┌─ Provided entries

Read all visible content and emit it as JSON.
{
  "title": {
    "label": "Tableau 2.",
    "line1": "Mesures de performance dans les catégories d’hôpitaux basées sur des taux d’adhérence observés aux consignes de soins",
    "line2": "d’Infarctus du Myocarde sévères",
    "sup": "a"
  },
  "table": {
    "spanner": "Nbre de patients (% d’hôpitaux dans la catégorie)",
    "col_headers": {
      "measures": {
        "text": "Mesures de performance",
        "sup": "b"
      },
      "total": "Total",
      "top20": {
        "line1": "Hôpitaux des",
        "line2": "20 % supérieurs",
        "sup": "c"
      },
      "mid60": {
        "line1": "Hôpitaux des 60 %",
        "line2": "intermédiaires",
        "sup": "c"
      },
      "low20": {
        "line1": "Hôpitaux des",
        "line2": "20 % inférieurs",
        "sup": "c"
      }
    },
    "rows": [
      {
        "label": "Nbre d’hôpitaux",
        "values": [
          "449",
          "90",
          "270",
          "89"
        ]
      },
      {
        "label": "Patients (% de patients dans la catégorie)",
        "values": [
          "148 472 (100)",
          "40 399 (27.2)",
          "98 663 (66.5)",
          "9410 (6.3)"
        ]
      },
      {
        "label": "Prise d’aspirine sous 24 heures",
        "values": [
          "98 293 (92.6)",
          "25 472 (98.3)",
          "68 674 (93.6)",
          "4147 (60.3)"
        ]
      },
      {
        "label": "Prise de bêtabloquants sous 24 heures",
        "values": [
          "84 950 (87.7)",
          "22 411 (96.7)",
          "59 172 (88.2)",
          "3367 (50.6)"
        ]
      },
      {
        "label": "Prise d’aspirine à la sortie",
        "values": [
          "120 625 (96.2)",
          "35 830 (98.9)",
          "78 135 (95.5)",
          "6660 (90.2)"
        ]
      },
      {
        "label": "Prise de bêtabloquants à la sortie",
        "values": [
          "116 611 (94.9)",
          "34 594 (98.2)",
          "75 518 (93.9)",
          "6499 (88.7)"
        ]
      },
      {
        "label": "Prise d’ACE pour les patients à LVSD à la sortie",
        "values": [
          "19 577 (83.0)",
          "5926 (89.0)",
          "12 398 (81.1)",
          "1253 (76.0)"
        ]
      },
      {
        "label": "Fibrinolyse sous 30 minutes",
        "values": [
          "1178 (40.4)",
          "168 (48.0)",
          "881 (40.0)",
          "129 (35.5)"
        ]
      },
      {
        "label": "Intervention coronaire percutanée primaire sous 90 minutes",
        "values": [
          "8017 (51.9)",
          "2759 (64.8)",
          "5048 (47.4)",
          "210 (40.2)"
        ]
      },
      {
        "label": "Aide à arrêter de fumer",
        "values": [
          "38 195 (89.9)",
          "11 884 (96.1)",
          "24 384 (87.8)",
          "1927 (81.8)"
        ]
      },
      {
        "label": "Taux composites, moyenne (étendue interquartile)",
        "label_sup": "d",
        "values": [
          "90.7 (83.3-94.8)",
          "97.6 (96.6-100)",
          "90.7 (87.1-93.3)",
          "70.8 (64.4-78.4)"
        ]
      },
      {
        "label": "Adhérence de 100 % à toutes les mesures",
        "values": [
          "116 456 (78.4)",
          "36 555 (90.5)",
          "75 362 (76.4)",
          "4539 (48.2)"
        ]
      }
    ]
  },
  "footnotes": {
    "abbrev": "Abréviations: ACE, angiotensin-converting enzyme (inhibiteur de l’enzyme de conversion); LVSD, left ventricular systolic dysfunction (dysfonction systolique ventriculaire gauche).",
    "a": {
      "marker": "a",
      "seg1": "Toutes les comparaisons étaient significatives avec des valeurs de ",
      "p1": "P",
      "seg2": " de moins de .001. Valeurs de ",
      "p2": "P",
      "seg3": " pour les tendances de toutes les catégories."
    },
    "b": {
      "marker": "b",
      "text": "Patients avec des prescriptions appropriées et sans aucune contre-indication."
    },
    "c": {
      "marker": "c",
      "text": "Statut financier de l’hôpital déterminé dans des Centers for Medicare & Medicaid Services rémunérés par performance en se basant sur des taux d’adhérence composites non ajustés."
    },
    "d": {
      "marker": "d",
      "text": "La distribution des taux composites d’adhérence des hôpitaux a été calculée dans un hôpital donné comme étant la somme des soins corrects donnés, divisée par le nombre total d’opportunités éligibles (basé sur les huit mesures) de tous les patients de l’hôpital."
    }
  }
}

└─

What you need to do =
Write each record out again exactly.

Response area =
Read all visible content and emit it as JSON.
{
  "title": {
    "label": "Tableau 2.",
    "line1": "Mesures de performance dans les catégories d’hôpitaux basées sur des taux d’adhérence observés aux consignes de soins",
    "line2": "d’Infarctus du Myocarde sévères",
    "sup": "a"
  },
  "table": {
    "spanner": "Nbre de patients (% d’hôpitaux dans la catégorie)",
    "col_headers": {
      "measures": {
        "text": "Mesures de performance",
        "sup": "b"
      },
      "total": "Total",
      "top20": {
        "line1": "Hôpitaux des",
        "line2": "20 % supérieurs",
        "sup": "c"
      },
      "mid60": {
        "line1": "Hôpitaux des 60 %",
        "line2": "intermédiaires",
        "sup": "c"
      },
      "low20": {
        "line1": "Hôpitaux des",
        "line2": "20 % inférieurs",
        "sup": "c"
      }
    },
    "rows": [
      {
        "label": "Nbre d’hôpitaux",
        "values": [
          "449",
          "90",
          "270",
          "89"
        ]
      },
      {
        "label": "Patients (% de patients dans la catégorie)",
        "values": [
          "148 472 (100)",
          "40 399 (27.2)",
          "98 663 (66.5)",
          "9410 (6.3)"
        ]
      },
      {
        "label": "Prise d’aspirine sous 24 heures",
        "values": [
          "98 293 (92.6)",
          "25 472 (98.3)",
          "68 674 (93.6)",
          "4147 (60.3)"
        ]
      },
      {
        "label": "Prise de bêtabloquants sous 24 heures",
        "values": [
          "84 950 (87.7)",
          "22 411 (96.7)",
          "59 172 (88.2)",
          "3367 (50.6)"
        ]
      },
      {
        "label": "Prise d’aspirine à la sortie",
        "values": [
          "120 625 (96.2)",
          "35 830 (98.9)",
          "78 135 (95.5)",
          "6660 (90.2)"
        ]
      },
      {
        "label": "Prise de bêtabloquants à la sortie",
        "values": [
          "116 611 (94.9)",
          "34 594 (98.2)",
          "75 518 (93.9)",
          "6499 (88.7)"
        ]
      },
      {
        "label": "Prise d’ACE pour les patients à LVSD à la sortie",
        "values": [
          "19 577 (83.0)",
          "5926 (89.0)",
          "12 398 (81.1)",
          "1253 (76.0)"
        ]
      },
      {
        "label": "Fibrinolyse sous 30 minutes",
        "values": [
          "1178 (40.4)",
          "168 (48.0)",
          "881 (40.0)",
          "129 (35.5)"
        ]
      },
      {
        "label": "Intervention coronaire percutanée primaire sous 90 minutes",
        "values": [
          "8017 (51.9)",
          "2759 (64.8)",
          "5048 (47.4)",
          "210 (40.2)"
        ]
      },
      {
        "label": "Aide à arrêter de fumer",
        "values": [
          "38 195 (89.9)",
          "11 884 (96.1)",
          "24 384 (87.8)",
          "1927 (81.8)"
        ]
      },
      {
        "label": "Taux composites, moyenne (étendue interquartile)",
        "label_sup": "d",
        "values": [
          "90.7 (83.3-94.8)",
          "97.6 (96.6-100)",
          "90.7 (87.1-93.3)",
          "70.8 (64.4-78.4)"
        ]
      },
      {
        "label": "Adhérence de 100 % à toutes les mesures",
        "values": [
          "116 456 (78.4)",
          "36 555 (90.5)",
          "75 362 (76.4)",
          "4539 (48.2)"
        ]
      }
    ]
  },
  "footnotes": {
    "abbrev": "Abréviations: ACE, angiotensin-converting enzyme (inhibiteur de l’enzyme de conversion); LVSD, left ventricular systolic dysfunction (dysfonction systolique ventriculaire gauche).",
    "a": {
      "marker": "a",
      "seg1": "Toutes les comparaisons étaient significatives avec des valeurs de ",
      "p1": "P",
      "seg2": " de moins de .001. Valeurs de ",
      "p2": "P",
      "seg3": " pour les tendances de toutes les catégories."
    },
    "b": {
      "marker": "b",
      "text": "Patients avec des prescriptions appropriées et sans aucune contre-indication."
    },
    "c": {
      "marker": "c",
      "text": "Statut financier de l’hôpital déterminé dans des Centers for Medicare & Medicaid Services rémunérés par performance en se basant sur des taux d’adhérence composites non ajustés."
    },
    "d": {
      "marker": "d",
      "text": "La distribution des taux composites d’adhérence des hôpitaux a été calculée dans un hôpital donné comme étant la somme des soins corrects donnés, divisée par le nombre total d’opportunités éligibles (basé sur les huit mesures) de tous les patients de l’hôpital."
    }
  }
}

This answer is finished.